_Instructions for the task:_ Print every entry word for word, but omit the pictures.

_Given entries:_
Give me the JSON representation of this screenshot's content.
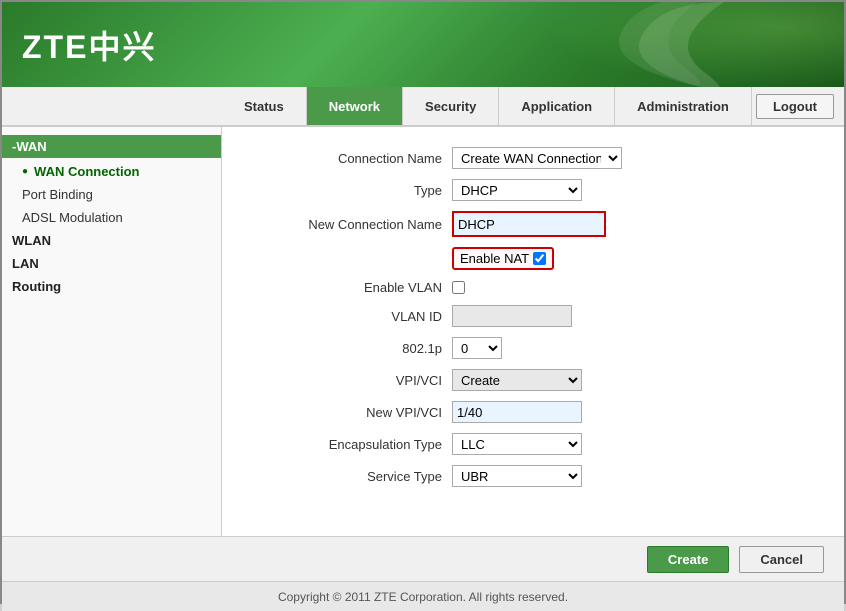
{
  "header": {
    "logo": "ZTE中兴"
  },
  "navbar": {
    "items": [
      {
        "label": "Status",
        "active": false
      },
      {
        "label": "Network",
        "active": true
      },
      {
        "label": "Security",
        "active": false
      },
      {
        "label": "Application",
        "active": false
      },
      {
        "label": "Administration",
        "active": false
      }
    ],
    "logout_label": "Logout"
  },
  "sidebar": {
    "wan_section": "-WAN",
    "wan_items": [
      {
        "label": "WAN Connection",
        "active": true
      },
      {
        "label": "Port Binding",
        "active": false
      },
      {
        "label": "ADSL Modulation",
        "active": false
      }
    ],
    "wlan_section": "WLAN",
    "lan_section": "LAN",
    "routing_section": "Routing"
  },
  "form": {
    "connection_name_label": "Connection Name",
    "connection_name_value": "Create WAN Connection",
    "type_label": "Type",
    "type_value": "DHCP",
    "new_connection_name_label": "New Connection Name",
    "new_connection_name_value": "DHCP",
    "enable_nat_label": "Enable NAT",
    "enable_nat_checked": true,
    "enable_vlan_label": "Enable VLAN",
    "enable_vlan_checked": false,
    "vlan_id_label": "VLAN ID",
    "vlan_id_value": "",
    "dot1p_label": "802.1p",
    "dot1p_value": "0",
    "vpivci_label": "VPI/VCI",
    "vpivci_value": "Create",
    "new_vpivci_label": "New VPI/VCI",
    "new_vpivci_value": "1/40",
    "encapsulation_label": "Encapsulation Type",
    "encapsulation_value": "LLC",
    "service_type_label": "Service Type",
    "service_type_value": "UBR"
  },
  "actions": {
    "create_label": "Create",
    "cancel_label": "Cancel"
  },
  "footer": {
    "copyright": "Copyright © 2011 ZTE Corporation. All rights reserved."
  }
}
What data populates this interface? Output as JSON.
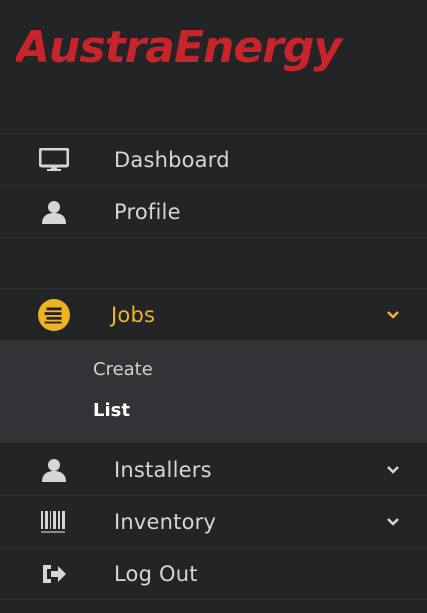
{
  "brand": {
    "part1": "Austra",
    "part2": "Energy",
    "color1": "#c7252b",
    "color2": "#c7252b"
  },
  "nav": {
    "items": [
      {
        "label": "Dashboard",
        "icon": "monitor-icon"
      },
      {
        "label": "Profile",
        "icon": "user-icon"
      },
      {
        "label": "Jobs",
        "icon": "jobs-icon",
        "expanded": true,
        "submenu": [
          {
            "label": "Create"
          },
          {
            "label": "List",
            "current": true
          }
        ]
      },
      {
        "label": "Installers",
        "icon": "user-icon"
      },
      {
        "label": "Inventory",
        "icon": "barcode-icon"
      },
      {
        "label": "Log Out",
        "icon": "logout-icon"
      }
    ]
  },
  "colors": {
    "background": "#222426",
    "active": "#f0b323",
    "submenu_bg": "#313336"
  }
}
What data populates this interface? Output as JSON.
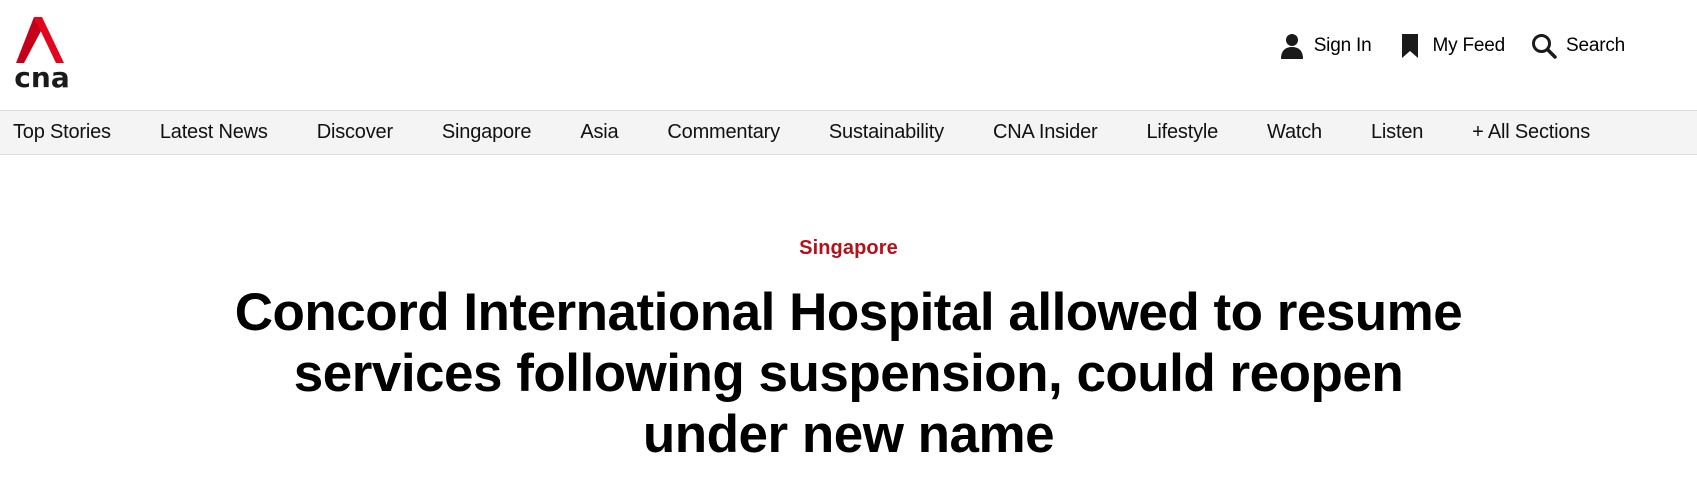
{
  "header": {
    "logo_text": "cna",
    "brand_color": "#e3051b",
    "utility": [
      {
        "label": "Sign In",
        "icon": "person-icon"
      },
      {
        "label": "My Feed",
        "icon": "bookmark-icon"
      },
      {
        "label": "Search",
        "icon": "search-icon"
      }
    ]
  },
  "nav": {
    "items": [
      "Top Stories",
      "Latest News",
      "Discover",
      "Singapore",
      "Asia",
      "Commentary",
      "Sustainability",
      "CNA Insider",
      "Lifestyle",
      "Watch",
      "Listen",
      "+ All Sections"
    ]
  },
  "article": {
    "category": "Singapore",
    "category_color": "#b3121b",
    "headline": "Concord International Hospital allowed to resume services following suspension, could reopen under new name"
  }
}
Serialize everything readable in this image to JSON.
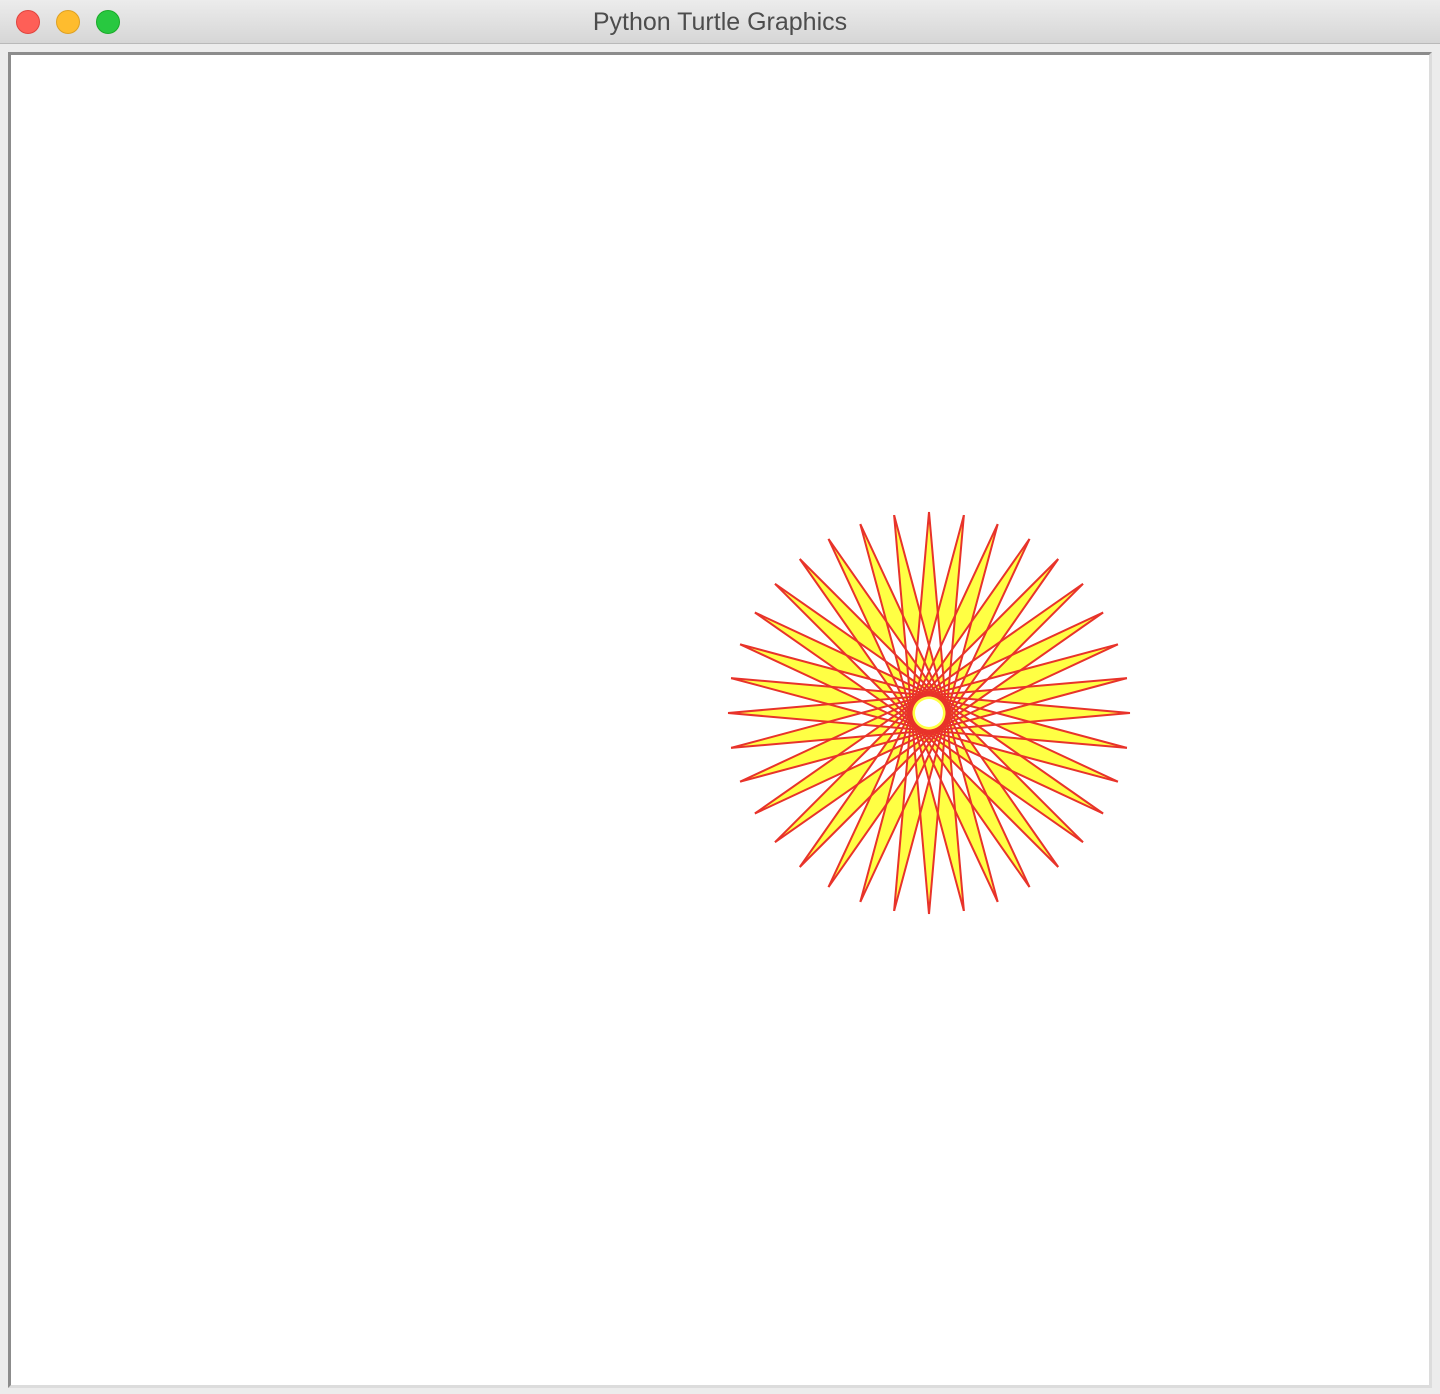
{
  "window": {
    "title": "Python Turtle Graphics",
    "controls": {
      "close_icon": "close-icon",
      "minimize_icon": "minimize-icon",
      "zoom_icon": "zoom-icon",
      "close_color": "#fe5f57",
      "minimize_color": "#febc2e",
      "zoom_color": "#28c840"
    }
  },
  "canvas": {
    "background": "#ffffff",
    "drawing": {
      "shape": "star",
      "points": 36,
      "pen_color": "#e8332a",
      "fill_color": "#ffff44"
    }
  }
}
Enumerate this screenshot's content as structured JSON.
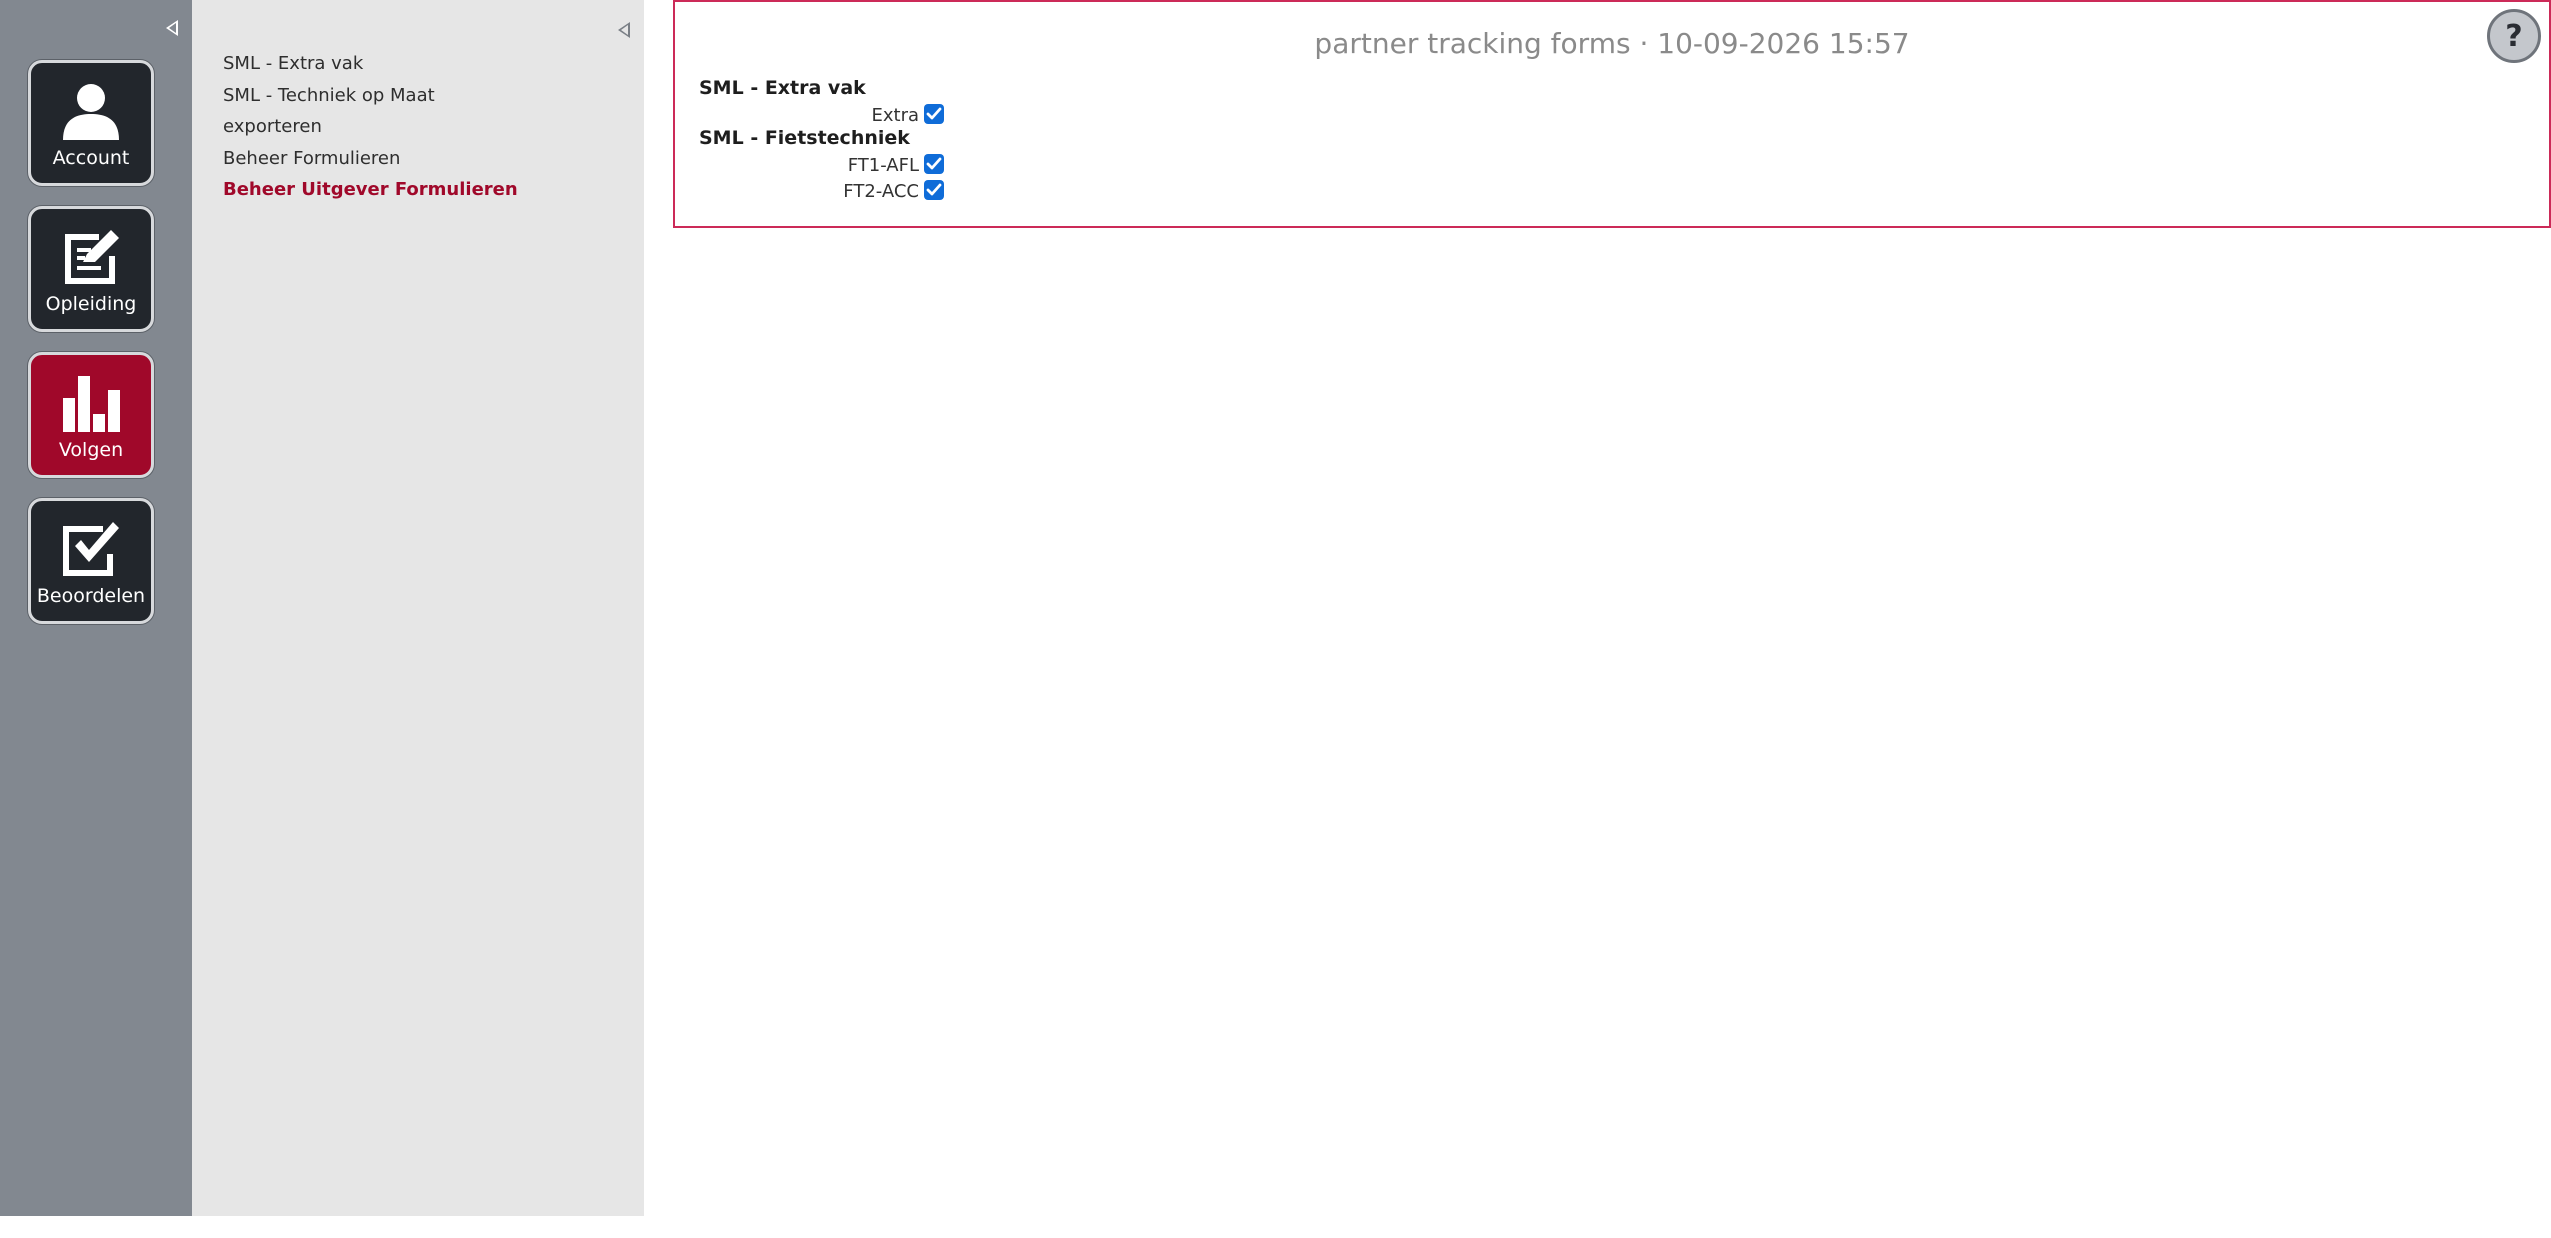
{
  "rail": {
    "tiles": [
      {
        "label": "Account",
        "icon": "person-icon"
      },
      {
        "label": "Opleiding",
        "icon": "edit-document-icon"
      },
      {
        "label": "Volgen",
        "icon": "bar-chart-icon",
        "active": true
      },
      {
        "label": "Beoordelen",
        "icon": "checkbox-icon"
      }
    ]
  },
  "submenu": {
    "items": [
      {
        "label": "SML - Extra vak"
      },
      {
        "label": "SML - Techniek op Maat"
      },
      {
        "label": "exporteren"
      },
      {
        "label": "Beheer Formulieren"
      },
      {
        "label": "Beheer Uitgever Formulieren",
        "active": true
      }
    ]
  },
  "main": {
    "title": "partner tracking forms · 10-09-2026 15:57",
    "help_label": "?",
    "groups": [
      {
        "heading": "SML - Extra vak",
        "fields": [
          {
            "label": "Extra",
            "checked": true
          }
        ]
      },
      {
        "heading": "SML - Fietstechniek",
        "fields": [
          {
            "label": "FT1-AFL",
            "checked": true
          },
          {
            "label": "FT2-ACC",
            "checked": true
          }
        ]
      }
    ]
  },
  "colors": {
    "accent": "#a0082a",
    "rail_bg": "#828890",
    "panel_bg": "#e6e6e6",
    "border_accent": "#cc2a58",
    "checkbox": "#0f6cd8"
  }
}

_Answer in full:_
Give me the JSON representation of this screenshot's content.
{
  "header": {
    "logo": "ZTE中兴"
  },
  "navbar": {
    "items": [
      {
        "label": "Status",
        "active": false
      },
      {
        "label": "Network",
        "active": true
      },
      {
        "label": "Security",
        "active": false
      },
      {
        "label": "Application",
        "active": false
      },
      {
        "label": "Administration",
        "active": false
      }
    ],
    "logout_label": "Logout"
  },
  "sidebar": {
    "wan_section": "-WAN",
    "wan_items": [
      {
        "label": "WAN Connection",
        "active": true
      },
      {
        "label": "Port Binding",
        "active": false
      },
      {
        "label": "ADSL Modulation",
        "active": false
      }
    ],
    "wlan_section": "WLAN",
    "lan_section": "LAN",
    "routing_section": "Routing"
  },
  "form": {
    "connection_name_label": "Connection Name",
    "connection_name_value": "Create WAN Connection",
    "type_label": "Type",
    "type_value": "DHCP",
    "new_connection_name_label": "New Connection Name",
    "new_connection_name_value": "DHCP",
    "enable_nat_label": "Enable NAT",
    "enable_nat_checked": true,
    "enable_vlan_label": "Enable VLAN",
    "enable_vlan_checked": false,
    "vlan_id_label": "VLAN ID",
    "vlan_id_value": "",
    "dot1p_label": "802.1p",
    "dot1p_value": "0",
    "vpivci_label": "VPI/VCI",
    "vpivci_value": "Create",
    "new_vpivci_label": "New VPI/VCI",
    "new_vpivci_value": "1/40",
    "encapsulation_label": "Encapsulation Type",
    "encapsulation_value": "LLC",
    "service_type_label": "Service Type",
    "service_type_value": "UBR"
  },
  "actions": {
    "create_label": "Create",
    "cancel_label": "Cancel"
  },
  "footer": {
    "copyright": "Copyright © 2011 ZTE Corporation. All rights reserved."
  }
}
What data populates this interface? Output as JSON.
{
  "brand": {
    "part1": "Austra",
    "part2": "Energy",
    "color1": "#c7252b",
    "color2": "#c7252b"
  },
  "nav": {
    "items": [
      {
        "label": "Dashboard",
        "icon": "monitor-icon"
      },
      {
        "label": "Profile",
        "icon": "user-icon"
      },
      {
        "label": "Jobs",
        "icon": "jobs-icon",
        "expanded": true,
        "submenu": [
          {
            "label": "Create"
          },
          {
            "label": "List",
            "current": true
          }
        ]
      },
      {
        "label": "Installers",
        "icon": "user-icon"
      },
      {
        "label": "Inventory",
        "icon": "barcode-icon"
      },
      {
        "label": "Log Out",
        "icon": "logout-icon"
      }
    ]
  },
  "colors": {
    "background": "#222426",
    "active": "#f0b323",
    "submenu_bg": "#313336"
  }
}
What data populates this interface? Output as JSON.
{
  "header": {
    "logo_text": "cna",
    "brand_color": "#e3051b",
    "utility": [
      {
        "label": "Sign In",
        "icon": "person-icon"
      },
      {
        "label": "My Feed",
        "icon": "bookmark-icon"
      },
      {
        "label": "Search",
        "icon": "search-icon"
      }
    ]
  },
  "nav": {
    "items": [
      "Top Stories",
      "Latest News",
      "Discover",
      "Singapore",
      "Asia",
      "Commentary",
      "Sustainability",
      "CNA Insider",
      "Lifestyle",
      "Watch",
      "Listen",
      "+ All Sections"
    ]
  },
  "article": {
    "category": "Singapore",
    "category_color": "#b3121b",
    "headline": "Concord International Hospital allowed to resume services following suspension, could reopen under new name"
  }
}
Serialize everything readable in this image to JSON.
{
  "window": {
    "title": "Python Turtle Graphics",
    "controls": {
      "close_icon": "close-icon",
      "minimize_icon": "minimize-icon",
      "zoom_icon": "zoom-icon",
      "close_color": "#fe5f57",
      "minimize_color": "#febc2e",
      "zoom_color": "#28c840"
    }
  },
  "canvas": {
    "background": "#ffffff",
    "drawing": {
      "shape": "star",
      "points": 36,
      "pen_color": "#e8332a",
      "fill_color": "#ffff44"
    }
  }
}
Enumerate this screenshot's content as structured JSON.
{
  "rail": {
    "tiles": [
      {
        "label": "Account",
        "icon": "person-icon"
      },
      {
        "label": "Opleiding",
        "icon": "edit-document-icon"
      },
      {
        "label": "Volgen",
        "icon": "bar-chart-icon",
        "active": true
      },
      {
        "label": "Beoordelen",
        "icon": "checkbox-icon"
      }
    ]
  },
  "submenu": {
    "items": [
      {
        "label": "SML - Extra vak"
      },
      {
        "label": "SML - Techniek op Maat"
      },
      {
        "label": "exporteren"
      },
      {
        "label": "Beheer Formulieren"
      },
      {
        "label": "Beheer Uitgever Formulieren",
        "active": true
      }
    ]
  },
  "main": {
    "title": "partner tracking forms · 10-09-2026 15:57",
    "help_label": "?",
    "groups": [
      {
        "heading": "SML - Extra vak",
        "fields": [
          {
            "label": "Extra",
            "checked": true
          }
        ]
      },
      {
        "heading": "SML - Fietstechniek",
        "fields": [
          {
            "label": "FT1-AFL",
            "checked": true
          },
          {
            "label": "FT2-ACC",
            "checked": true
          }
        ]
      }
    ]
  },
  "colors": {
    "accent": "#a0082a",
    "rail_bg": "#828890",
    "panel_bg": "#e6e6e6",
    "border_accent": "#cc2a58",
    "checkbox": "#0f6cd8"
  }
}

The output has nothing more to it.